• Your task:
Extract every entry word for word.

• Records:
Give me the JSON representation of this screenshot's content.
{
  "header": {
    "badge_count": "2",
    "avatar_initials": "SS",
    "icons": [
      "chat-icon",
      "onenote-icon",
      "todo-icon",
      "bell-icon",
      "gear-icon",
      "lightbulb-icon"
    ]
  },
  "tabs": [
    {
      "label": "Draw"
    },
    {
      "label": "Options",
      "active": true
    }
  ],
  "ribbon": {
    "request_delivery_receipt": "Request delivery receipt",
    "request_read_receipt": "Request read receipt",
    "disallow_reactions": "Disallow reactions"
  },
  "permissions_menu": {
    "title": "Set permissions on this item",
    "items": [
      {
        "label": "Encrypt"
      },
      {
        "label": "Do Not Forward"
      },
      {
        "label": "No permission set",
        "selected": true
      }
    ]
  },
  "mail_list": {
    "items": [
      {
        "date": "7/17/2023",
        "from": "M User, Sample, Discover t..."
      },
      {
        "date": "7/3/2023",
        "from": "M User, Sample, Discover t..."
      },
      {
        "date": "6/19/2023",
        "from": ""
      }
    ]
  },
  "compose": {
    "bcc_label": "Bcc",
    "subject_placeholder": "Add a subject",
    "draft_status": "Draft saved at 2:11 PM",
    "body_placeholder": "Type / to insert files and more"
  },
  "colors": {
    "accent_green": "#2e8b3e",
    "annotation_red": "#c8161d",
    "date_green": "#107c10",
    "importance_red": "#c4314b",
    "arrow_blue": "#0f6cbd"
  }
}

• Written solution:
Give me the JSON representation of this screenshot's content.
{
  "header": {
    "badge_count": "2",
    "avatar_initials": "SS",
    "icons": [
      "chat-icon",
      "onenote-icon",
      "todo-icon",
      "bell-icon",
      "gear-icon",
      "lightbulb-icon"
    ]
  },
  "tabs": [
    {
      "label": "Draw"
    },
    {
      "label": "Options",
      "active": true
    }
  ],
  "ribbon": {
    "request_delivery_receipt": "Request delivery receipt",
    "request_read_receipt": "Request read receipt",
    "disallow_reactions": "Disallow reactions"
  },
  "permissions_menu": {
    "title": "Set permissions on this item",
    "items": [
      {
        "label": "Encrypt"
      },
      {
        "label": "Do Not Forward"
      },
      {
        "label": "No permission set",
        "selected": true
      }
    ]
  },
  "mail_list": {
    "items": [
      {
        "date": "7/17/2023",
        "from": "M User, Sample, Discover t..."
      },
      {
        "date": "7/3/2023",
        "from": "M User, Sample, Discover t..."
      },
      {
        "date": "6/19/2023",
        "from": ""
      }
    ]
  },
  "compose": {
    "bcc_label": "Bcc",
    "subject_placeholder": "Add a subject",
    "draft_status": "Draft saved at 2:11 PM",
    "body_placeholder": "Type / to insert files and more"
  },
  "colors": {
    "accent_green": "#2e8b3e",
    "annotation_red": "#c8161d",
    "date_green": "#107c10",
    "importance_red": "#c4314b",
    "arrow_blue": "#0f6cbd"
  }
}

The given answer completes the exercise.